::: Material for the task
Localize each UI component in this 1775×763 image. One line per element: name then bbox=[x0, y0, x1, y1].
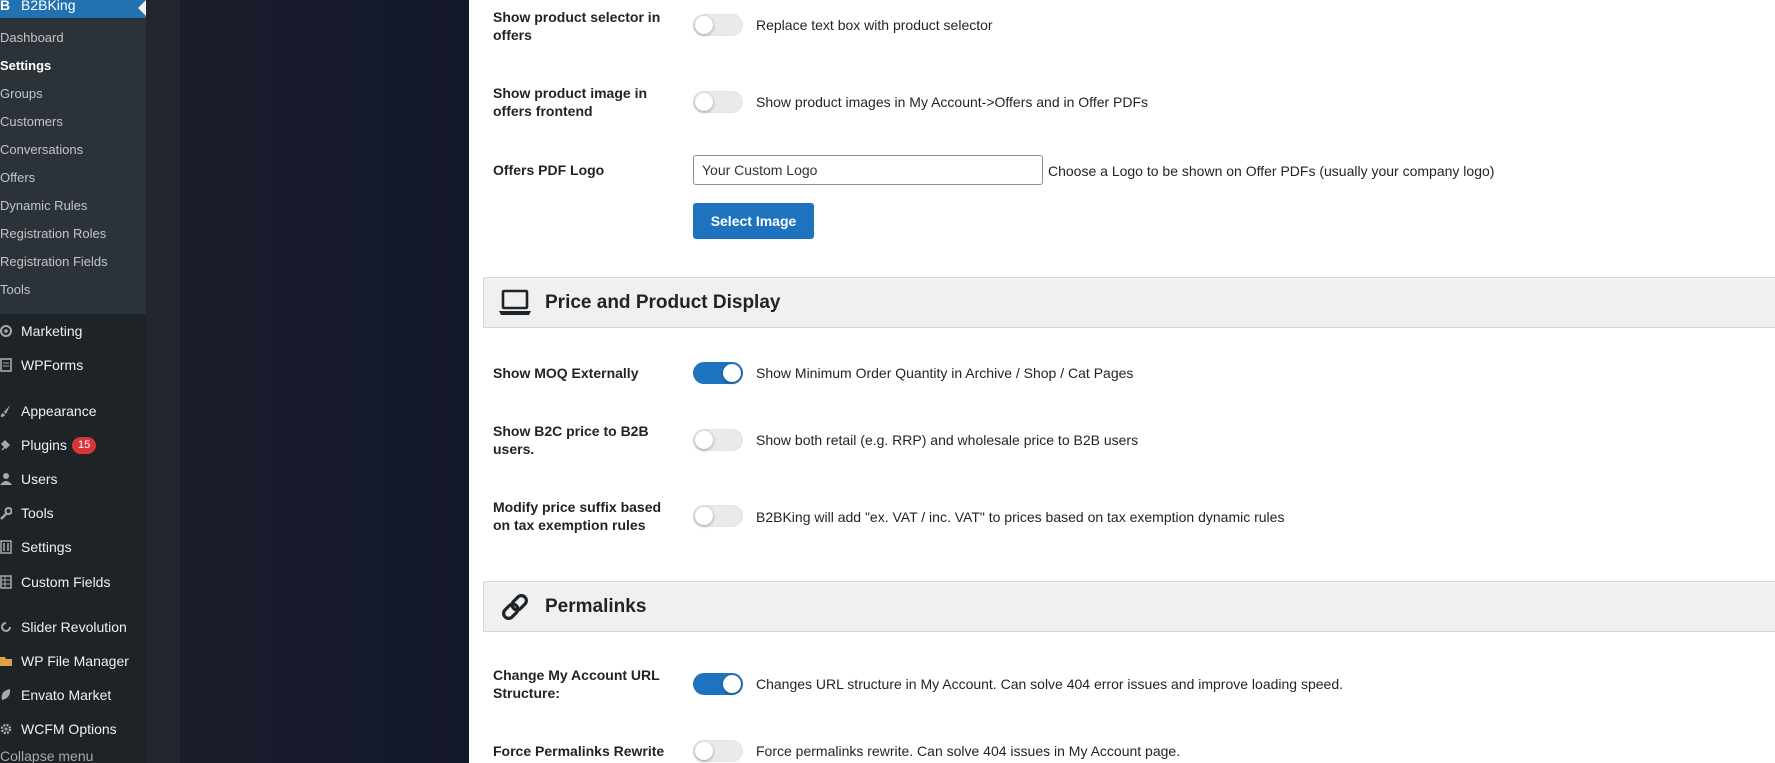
sidebar-brand-label: B2BKing bbox=[21, 0, 76, 13]
menu-item-wp-file-manager[interactable]: WP File Manager bbox=[0, 644, 146, 678]
sliders-icon bbox=[0, 530, 14, 564]
laptop-icon bbox=[498, 288, 532, 318]
b2bking-submenu: Dashboard Settings Groups Customers Conv… bbox=[0, 18, 146, 314]
menu-label-settings: Settings bbox=[21, 539, 72, 555]
submenu-item-dynamic-rules[interactable]: Dynamic Rules bbox=[0, 198, 87, 213]
toggle-knob bbox=[695, 93, 713, 111]
section-title: Price and Product Display bbox=[545, 292, 781, 313]
submenu-item-settings[interactable]: Settings bbox=[0, 58, 51, 73]
submenu-item-customers[interactable]: Customers bbox=[0, 114, 63, 129]
b2c-price-label: Show B2C price to B2B users. bbox=[493, 423, 649, 457]
account-url-toggle[interactable] bbox=[693, 673, 743, 695]
menu-label-wcfm-options: WCFM Options bbox=[21, 721, 117, 737]
account-url-desc: Changes URL structure in My Account. Can… bbox=[756, 676, 1344, 692]
toggle-knob bbox=[695, 507, 713, 525]
sidebar-shadow-strip bbox=[146, 0, 180, 763]
leaf-icon bbox=[0, 678, 14, 712]
b2c-price-toggle[interactable] bbox=[693, 429, 743, 451]
gear-icon bbox=[0, 712, 14, 746]
submenu-item-tools[interactable]: Tools bbox=[0, 282, 30, 297]
menu-label-wp-file-manager: WP File Manager bbox=[21, 653, 129, 669]
toggle-knob bbox=[695, 16, 713, 34]
megaphone-icon bbox=[0, 314, 14, 348]
pdf-logo-desc: Choose a Logo to be shown on Offer PDFs … bbox=[1048, 163, 1495, 179]
submenu-item-conversations[interactable]: Conversations bbox=[0, 142, 83, 157]
plugins-update-badge: 15 bbox=[72, 437, 97, 454]
menu-label-plugins: Plugins bbox=[21, 437, 67, 453]
price-display-section-header: Price and Product Display bbox=[483, 277, 1775, 328]
menu-item-users[interactable]: Users bbox=[0, 462, 146, 496]
menu-item-slider-revolution[interactable]: Slider Revolution bbox=[0, 610, 146, 644]
pdf-logo-label: Offers PDF Logo bbox=[493, 162, 605, 178]
product-image-desc: Show product images in My Account->Offer… bbox=[756, 94, 1149, 110]
permalinks-rewrite-label: Force Permalinks Rewrite bbox=[493, 743, 665, 759]
menu-item-envato-market[interactable]: Envato Market bbox=[0, 678, 146, 712]
permalinks-section-header: Permalinks bbox=[483, 581, 1775, 632]
menu-label-marketing: Marketing bbox=[21, 323, 83, 339]
form-icon bbox=[0, 348, 14, 382]
paintbrush-icon bbox=[0, 394, 14, 428]
menu-label-custom-fields: Custom Fields bbox=[21, 574, 111, 590]
refresh-icon bbox=[0, 610, 14, 644]
menu-item-custom-fields[interactable]: Custom Fields bbox=[0, 565, 146, 599]
price-suffix-toggle[interactable] bbox=[693, 505, 743, 527]
permalinks-rewrite-toggle[interactable] bbox=[693, 740, 743, 762]
b2c-price-desc: Show both retail (e.g. RRP) and wholesal… bbox=[756, 432, 1139, 448]
b2bking-icon: B bbox=[0, 0, 11, 13]
menu-item-tools[interactable]: Tools bbox=[0, 496, 146, 530]
menu-label-appearance: Appearance bbox=[21, 403, 97, 419]
toggle-knob bbox=[723, 364, 741, 382]
toggle-knob bbox=[723, 675, 741, 693]
menu-item-settings[interactable]: Settings bbox=[0, 530, 146, 564]
product-selector-label: Show product selector in offers bbox=[493, 9, 661, 43]
submenu-item-registration-roles[interactable]: Registration Roles bbox=[0, 226, 106, 241]
select-image-button[interactable]: Select Image bbox=[693, 203, 814, 239]
menu-label-envato-market: Envato Market bbox=[21, 687, 112, 703]
folder-icon bbox=[0, 644, 14, 678]
toggle-knob bbox=[695, 431, 713, 449]
menu-label-users: Users bbox=[21, 471, 58, 487]
submenu-item-dashboard[interactable]: Dashboard bbox=[0, 30, 64, 45]
product-selector-toggle[interactable] bbox=[693, 14, 743, 36]
menu-item-wpforms[interactable]: WPForms bbox=[0, 348, 146, 382]
menu-item-appearance[interactable]: Appearance bbox=[0, 394, 146, 428]
product-selector-desc: Replace text box with product selector bbox=[756, 17, 993, 33]
wrench-icon bbox=[0, 496, 14, 530]
account-url-label: Change My Account URL Structure: bbox=[493, 667, 660, 701]
link-icon bbox=[498, 592, 532, 622]
product-image-label: Show product image in offers frontend bbox=[493, 85, 648, 119]
menu-item-marketing[interactable]: Marketing bbox=[0, 314, 146, 348]
moq-label: Show MOQ Externally bbox=[493, 365, 639, 381]
menu-label-slider-revolution: Slider Revolution bbox=[21, 619, 127, 635]
submenu-item-offers[interactable]: Offers bbox=[0, 170, 35, 185]
page-background bbox=[146, 0, 469, 763]
plug-icon bbox=[0, 428, 14, 462]
table-icon bbox=[0, 565, 14, 599]
toggle-knob bbox=[695, 742, 713, 760]
moq-desc: Show Minimum Order Quantity in Archive /… bbox=[756, 365, 1134, 381]
admin-sidebar: B B2BKing Dashboard Settings Groups Cust… bbox=[0, 0, 146, 763]
moq-toggle[interactable] bbox=[693, 362, 743, 384]
pdf-logo-input[interactable] bbox=[693, 155, 1043, 185]
price-suffix-label: Modify price suffix based on tax exempti… bbox=[493, 499, 662, 533]
submenu-item-groups[interactable]: Groups bbox=[0, 86, 43, 101]
active-menu-notch bbox=[138, 0, 146, 16]
product-image-toggle[interactable] bbox=[693, 91, 743, 113]
section-title: Permalinks bbox=[545, 596, 647, 617]
submenu-item-registration-fields[interactable]: Registration Fields bbox=[0, 254, 108, 269]
price-suffix-desc: B2BKing will add "ex. VAT / inc. VAT" to… bbox=[756, 509, 1285, 525]
menu-label-wpforms: WPForms bbox=[21, 357, 84, 373]
menu-item-plugins[interactable]: Plugins 15 bbox=[0, 428, 146, 462]
collapse-menu-button[interactable]: Collapse menu bbox=[0, 748, 93, 763]
permalinks-rewrite-desc: Force permalinks rewrite. Can solve 404 … bbox=[756, 743, 1181, 759]
sidebar-brand-item[interactable]: B B2BKing bbox=[0, 0, 146, 18]
user-icon bbox=[0, 462, 14, 496]
menu-label-tools: Tools bbox=[21, 505, 54, 521]
settings-panel: Show product selector in offers Replace … bbox=[469, 0, 1775, 763]
menu-item-wcfm-options[interactable]: WCFM Options bbox=[0, 712, 146, 746]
::::::
Required task:
Please format the lines in the records, from the line with "sidebar-brand-label: B2BKing bbox=[21, 0, 76, 13]" up to and including the line with "leaf-icon bbox=[0, 678, 14, 712]", as a JSON list of strings with one string per line, skipping any blank lines.

Result for this task:
[
  "sidebar-brand-label: B2BKing bbox=[21, 0, 76, 13]",
  "menu-item-wp-file-manager[interactable]: WP File Manager bbox=[0, 644, 146, 678]",
  "sliders-icon bbox=[0, 530, 14, 564]",
  "laptop-icon bbox=[498, 288, 532, 318]",
  "b2bking-submenu: Dashboard Settings Groups Customers Conv… bbox=[0, 18, 146, 314]",
  "menu-label-settings: Settings bbox=[21, 539, 72, 555]",
  "submenu-item-dynamic-rules[interactable]: Dynamic Rules bbox=[0, 198, 87, 213]",
  "toggle-knob bbox=[695, 93, 713, 111]",
  "section-title: Price and Product Display bbox=[545, 292, 781, 313]",
  "submenu-item-settings[interactable]: Settings bbox=[0, 58, 51, 73]",
  "submenu-item-customers[interactable]: Customers bbox=[0, 114, 63, 129]",
  "b2c-price-label: Show B2C price to B2B users. bbox=[493, 423, 649, 457]",
  "account-url-toggle[interactable] bbox=[693, 673, 743, 695]",
  "menu-label-wcfm-options: WCFM Options bbox=[21, 721, 117, 737]",
  "account-url-desc: Changes URL structure in My Account. Can… bbox=[756, 676, 1344, 692]",
  "toggle-knob bbox=[695, 507, 713, 525]",
  "sidebar-shadow-strip bbox=[146, 0, 180, 763]",
  "leaf-icon bbox=[0, 678, 14, 712]"
]